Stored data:
● ● ● ●
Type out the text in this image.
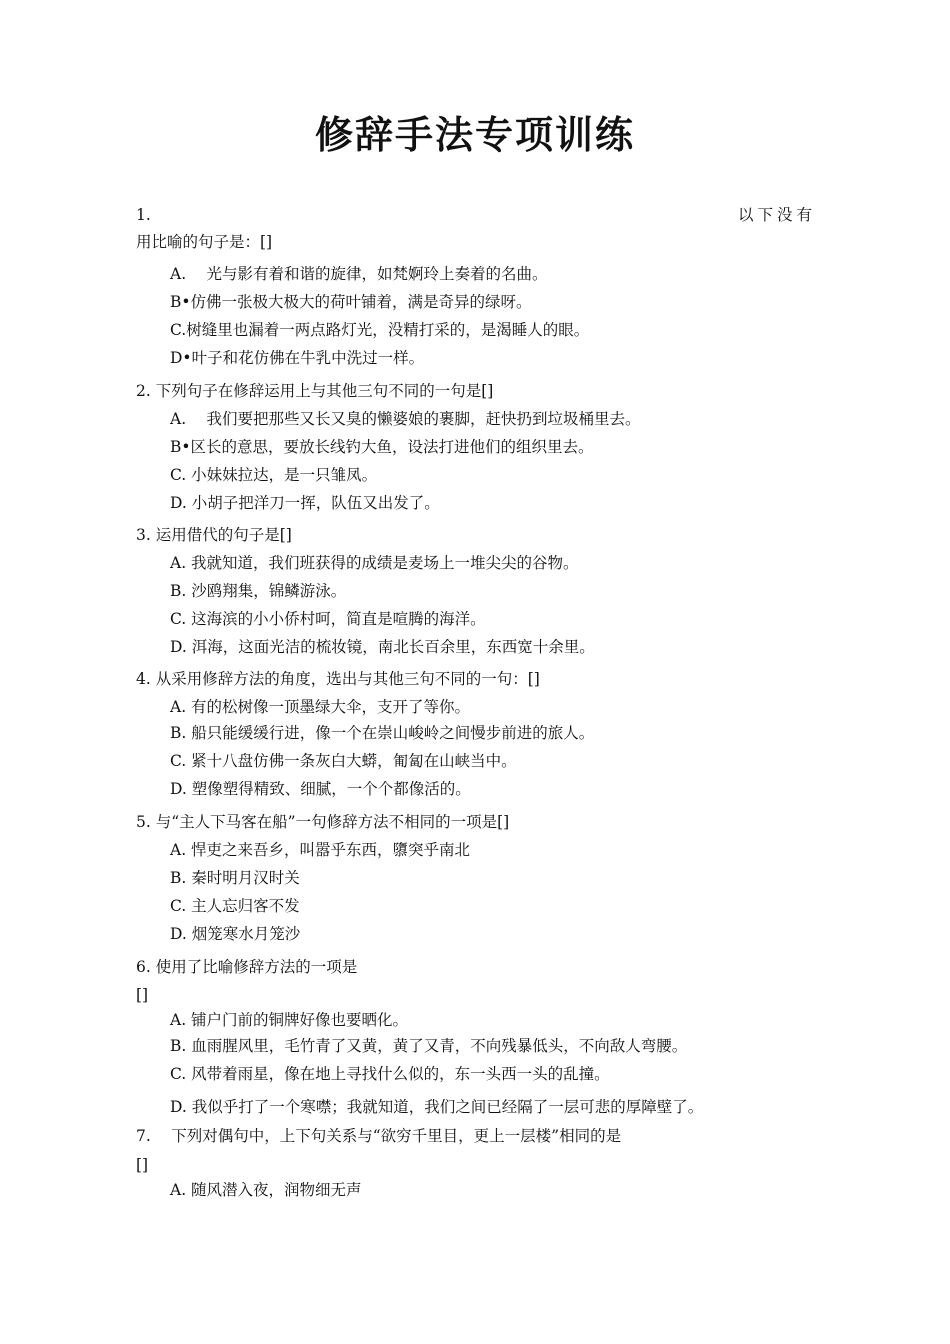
修辞手法专项训练
1.	以下没有
用比喻的句子是：[]
A.　 光与影有着和谐的旋律，如梵婀玲上奏着的名曲。
B•仿佛一张极大极大的荷叶铺着，满是奇异的绿呀。
C.树缝里也漏着一两点路灯光，没精打采的，是渴睡人的眼。
D•叶子和花仿佛在牛乳中洗过一样。
2. 下列句子在修辞运用上与其他三句不同的一句是[]
A.　 我们要把那些又长又臭的懒婆娘的裹脚，赶快扔到垃圾桶里去。
B•区长的意思，要放长线钓大鱼，设法打进他们的组织里去。
C. 小妹妹拉达，是一只雏凤。
D. 小胡子把洋刀一挥，队伍又出发了。
3. 运用借代的句子是[]
A. 我就知道，我们班获得的成绩是麦场上一堆尖尖的谷物。
B. 沙鸥翔集，锦鳞游泳。
C. 这海滨的小小侨村呵，简直是喧腾的海洋。
D. 洱海，这面光洁的梳妆镜，南北长百余里，东西宽十余里。
4. 从采用修辞方法的角度，选出与其他三句不同的一句：[]
A. 有的松树像一顶墨绿大伞，支开了等你。
B. 船只能缓缓行进，像一个在崇山峻岭之间慢步前进的旅人。
C. 紧十八盘仿佛一条灰白大蟒，匍匐在山峡当中。
D. 塑像塑得精致、细腻，一个个都像活的。
5. 与“主人下马客在船”一句修辞方法不相同的一项是[]
A. 悍吏之来吾乡，叫嚣乎东西，隳突乎南北
B. 秦时明月汉时关
C. 主人忘归客不发
D. 烟笼寒水月笼沙
6. 使用了比喻修辞方法的一项是
[]
A. 铺户门前的铜牌好像也要晒化。
B. 血雨腥风里，毛竹青了又黄，黄了又青，不向残暴低头，不向敌人弯腰。
C. 风带着雨星，像在地上寻找什么似的，东一头西一头的乱撞。
D. 我似乎打了一个寒噤；我就知道，我们之间已经隔了一层可悲的厚障壁了。
7.　 下列对偶句中，上下句关系与“欲穷千里目，更上一层楼”相同的是
[]
A. 随风潜入夜，润物细无声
● ● ● ●
All of the data above should be transcribed verbatim, with pictures omitted.

▶ Response below
Type out the text in this image.
修辞手法专项训练
1.	以下没有
用比喻的句子是：[]
A.　 光与影有着和谐的旋律，如梵婀玲上奏着的名曲。
B•仿佛一张极大极大的荷叶铺着，满是奇异的绿呀。
C.树缝里也漏着一两点路灯光，没精打采的，是渴睡人的眼。
D•叶子和花仿佛在牛乳中洗过一样。
2. 下列句子在修辞运用上与其他三句不同的一句是[]
A.　 我们要把那些又长又臭的懒婆娘的裹脚，赶快扔到垃圾桶里去。
B•区长的意思，要放长线钓大鱼，设法打进他们的组织里去。
C. 小妹妹拉达，是一只雏凤。
D. 小胡子把洋刀一挥，队伍又出发了。
3. 运用借代的句子是[]
A. 我就知道，我们班获得的成绩是麦场上一堆尖尖的谷物。
B. 沙鸥翔集，锦鳞游泳。
C. 这海滨的小小侨村呵，简直是喧腾的海洋。
D. 洱海，这面光洁的梳妆镜，南北长百余里，东西宽十余里。
4. 从采用修辞方法的角度，选出与其他三句不同的一句：[]
A. 有的松树像一顶墨绿大伞，支开了等你。
B. 船只能缓缓行进，像一个在崇山峻岭之间慢步前进的旅人。
C. 紧十八盘仿佛一条灰白大蟒，匍匐在山峡当中。
D. 塑像塑得精致、细腻，一个个都像活的。
5. 与“主人下马客在船”一句修辞方法不相同的一项是[]
A. 悍吏之来吾乡，叫嚣乎东西，隳突乎南北
B. 秦时明月汉时关
C. 主人忘归客不发
D. 烟笼寒水月笼沙
6. 使用了比喻修辞方法的一项是
[]
A. 铺户门前的铜牌好像也要晒化。
B. 血雨腥风里，毛竹青了又黄，黄了又青，不向残暴低头，不向敌人弯腰。
C. 风带着雨星，像在地上寻找什么似的，东一头西一头的乱撞。
D. 我似乎打了一个寒噤；我就知道，我们之间已经隔了一层可悲的厚障壁了。
7.　 下列对偶句中，上下句关系与“欲穷千里目，更上一层楼”相同的是
[]
A. 随风潜入夜，润物细无声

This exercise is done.